■ Directive:
Check each line of the material. Copy those containing "values".

■ Provided material:
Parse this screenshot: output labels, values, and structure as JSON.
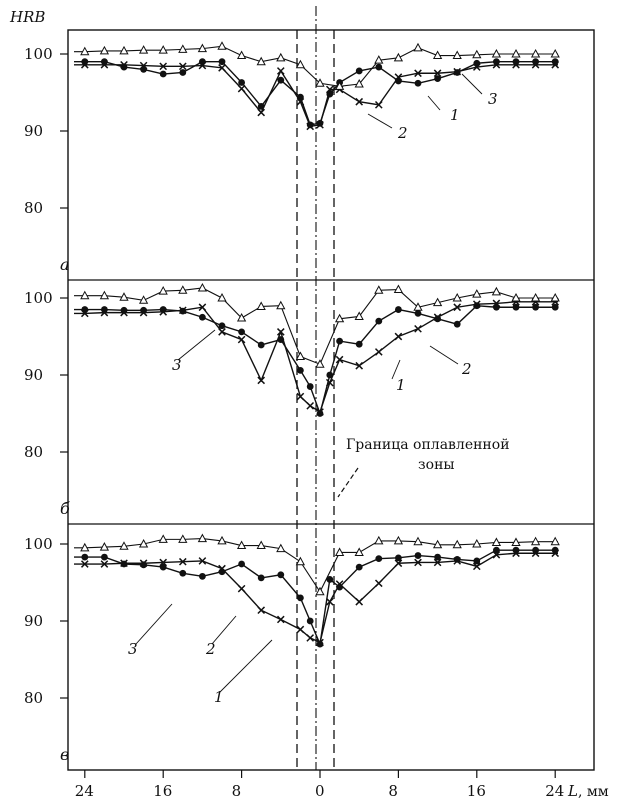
{
  "figure": {
    "y_axis_title": "HRB",
    "x_axis_title": "L",
    "x_axis_unit": ", мм",
    "x_tick_labels": [
      "24",
      "16",
      "8",
      "0",
      "8",
      "16",
      "24"
    ],
    "y_tick_labels": [
      "100",
      "90",
      "80"
    ],
    "annotation": [
      "Граница оплавленной",
      "зоны"
    ]
  },
  "chart_data": [
    {
      "type": "line",
      "panel_label": "а",
      "xlabel": "L, мм",
      "ylabel": "HRB",
      "xlim": [
        -26,
        26
      ],
      "ylim": [
        71,
        102.5
      ],
      "x_axis_note": "distance from joint centre line; negative = left side (labels show absolute values)",
      "series": [
        {
          "name": "1",
          "marker": "circle",
          "x": [
            -24,
            -22,
            -20,
            -18,
            -16,
            -14,
            -12,
            -10,
            -8,
            -6,
            -4,
            -2,
            -1,
            0,
            1,
            2,
            4,
            6,
            8,
            10,
            12,
            14,
            16,
            18,
            20,
            22,
            24
          ],
          "y": [
            99.0,
            99.0,
            98.3,
            98.0,
            97.4,
            97.6,
            99.0,
            99.0,
            96.3,
            93.2,
            96.6,
            94.4,
            90.8,
            91.0,
            94.8,
            96.3,
            97.8,
            98.3,
            96.5,
            96.2,
            96.8,
            97.6,
            98.8,
            99.0,
            99.0,
            99.0,
            99.0
          ]
        },
        {
          "name": "2",
          "marker": "cross",
          "x": [
            -24,
            -22,
            -20,
            -18,
            -16,
            -14,
            -12,
            -10,
            -8,
            -6,
            -4,
            -2,
            -1,
            0,
            1,
            2,
            4,
            6,
            8,
            10,
            12,
            14,
            16,
            18,
            20,
            22,
            24
          ],
          "y": [
            98.6,
            98.6,
            98.6,
            98.5,
            98.4,
            98.4,
            98.5,
            98.2,
            95.5,
            92.4,
            97.8,
            93.8,
            90.6,
            90.8,
            95.4,
            95.4,
            93.8,
            93.4,
            97.0,
            97.5,
            97.5,
            97.7,
            98.3,
            98.6,
            98.6,
            98.6,
            98.6
          ]
        },
        {
          "name": "3",
          "marker": "triangle",
          "x": [
            -24,
            -22,
            -20,
            -18,
            -16,
            -14,
            -12,
            -10,
            -8,
            -6,
            -4,
            -2,
            0,
            2,
            4,
            6,
            8,
            10,
            12,
            14,
            16,
            18,
            20,
            22,
            24
          ],
          "y": [
            100.3,
            100.4,
            100.4,
            100.5,
            100.5,
            100.6,
            100.7,
            101.0,
            99.8,
            99.0,
            99.5,
            98.6,
            96.2,
            95.8,
            96.1,
            99.2,
            99.5,
            100.8,
            99.8,
            99.8,
            99.9,
            100.0,
            100.0,
            100.0,
            100.0
          ]
        }
      ]
    },
    {
      "type": "line",
      "panel_label": "б",
      "xlabel": "L, мм",
      "ylabel": "HRB",
      "xlim": [
        -26,
        26
      ],
      "ylim": [
        71,
        102.5
      ],
      "series": [
        {
          "name": "1",
          "marker": "circle",
          "x": [
            -24,
            -22,
            -20,
            -18,
            -16,
            -14,
            -12,
            -10,
            -8,
            -6,
            -4,
            -2,
            -1,
            0,
            1,
            2,
            4,
            6,
            8,
            10,
            12,
            14,
            16,
            18,
            20,
            22,
            24
          ],
          "y": [
            98.5,
            98.5,
            98.4,
            98.4,
            98.5,
            98.3,
            97.5,
            96.4,
            95.6,
            93.9,
            94.6,
            90.6,
            88.5,
            85.0,
            90.0,
            94.4,
            94.0,
            97.0,
            98.5,
            98.0,
            97.3,
            96.6,
            99.0,
            98.8,
            98.8,
            98.8,
            98.8
          ]
        },
        {
          "name": "2",
          "marker": "cross",
          "x": [
            -24,
            -22,
            -20,
            -18,
            -16,
            -14,
            -12,
            -10,
            -8,
            -6,
            -4,
            -2,
            -1,
            0,
            1,
            2,
            4,
            6,
            8,
            10,
            12,
            14,
            16,
            18,
            20,
            22,
            24
          ],
          "y": [
            98.0,
            98.1,
            98.1,
            98.1,
            98.2,
            98.4,
            98.8,
            95.6,
            94.6,
            89.3,
            95.6,
            87.2,
            86.0,
            85.2,
            89.0,
            92.0,
            91.2,
            93.0,
            95.0,
            96.0,
            97.5,
            98.8,
            99.2,
            99.3,
            99.5,
            99.5,
            99.5
          ]
        },
        {
          "name": "3",
          "marker": "triangle",
          "x": [
            -24,
            -22,
            -20,
            -18,
            -16,
            -14,
            -12,
            -10,
            -8,
            -6,
            -4,
            -2,
            0,
            2,
            4,
            6,
            8,
            10,
            12,
            14,
            16,
            18,
            20,
            22,
            24
          ],
          "y": [
            100.3,
            100.3,
            100.1,
            99.7,
            100.9,
            101.0,
            101.3,
            100.0,
            97.4,
            98.9,
            99.0,
            92.4,
            91.4,
            97.3,
            97.6,
            101.0,
            101.1,
            98.8,
            99.4,
            100.0,
            100.5,
            100.8,
            100.0,
            100.0,
            100.0
          ]
        }
      ]
    },
    {
      "type": "line",
      "panel_label": "в",
      "xlabel": "L, мм",
      "ylabel": "HRB",
      "xlim": [
        -26,
        26
      ],
      "ylim": [
        71,
        102.5
      ],
      "series": [
        {
          "name": "1",
          "marker": "cross",
          "x": [
            -24,
            -22,
            -20,
            -18,
            -16,
            -14,
            -12,
            -10,
            -8,
            -6,
            -4,
            -2,
            -1,
            0,
            1,
            2,
            4,
            6,
            8,
            10,
            12,
            14,
            16,
            18,
            20,
            22,
            24
          ],
          "y": [
            97.4,
            97.4,
            97.5,
            97.5,
            97.6,
            97.7,
            97.8,
            96.8,
            94.2,
            91.4,
            90.2,
            88.9,
            87.8,
            87.2,
            92.5,
            94.8,
            92.5,
            94.9,
            97.5,
            97.6,
            97.6,
            97.8,
            97.1,
            98.6,
            98.8,
            98.8,
            98.8
          ]
        },
        {
          "name": "2",
          "marker": "circle",
          "x": [
            -24,
            -22,
            -20,
            -18,
            -16,
            -14,
            -12,
            -10,
            -8,
            -6,
            -4,
            -2,
            -1,
            0,
            1,
            2,
            4,
            6,
            8,
            10,
            12,
            14,
            16,
            18,
            20,
            22,
            24
          ],
          "y": [
            98.3,
            98.3,
            97.4,
            97.3,
            97.0,
            96.2,
            95.8,
            96.4,
            97.4,
            95.6,
            96.0,
            93.0,
            90.0,
            87.0,
            95.4,
            94.4,
            97.0,
            98.1,
            98.2,
            98.5,
            98.3,
            98.0,
            97.8,
            99.2,
            99.2,
            99.2,
            99.2
          ]
        },
        {
          "name": "3",
          "marker": "triangle",
          "x": [
            -24,
            -22,
            -20,
            -18,
            -16,
            -14,
            -12,
            -10,
            -8,
            -6,
            -4,
            -2,
            0,
            2,
            4,
            6,
            8,
            10,
            12,
            14,
            16,
            18,
            20,
            22,
            24
          ],
          "y": [
            99.5,
            99.6,
            99.7,
            100.0,
            100.6,
            100.6,
            100.7,
            100.4,
            99.8,
            99.8,
            99.4,
            97.7,
            93.8,
            98.9,
            98.9,
            100.4,
            100.4,
            100.3,
            99.9,
            99.9,
            100.0,
            100.2,
            100.2,
            100.3,
            100.3
          ]
        }
      ]
    }
  ]
}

■ Output of the exercise:
Parse this screenshot: output labels, values, and structure as JSON.
      "x_axis_note": "distance from joint centre line; negative = left side (labels show absolute values)",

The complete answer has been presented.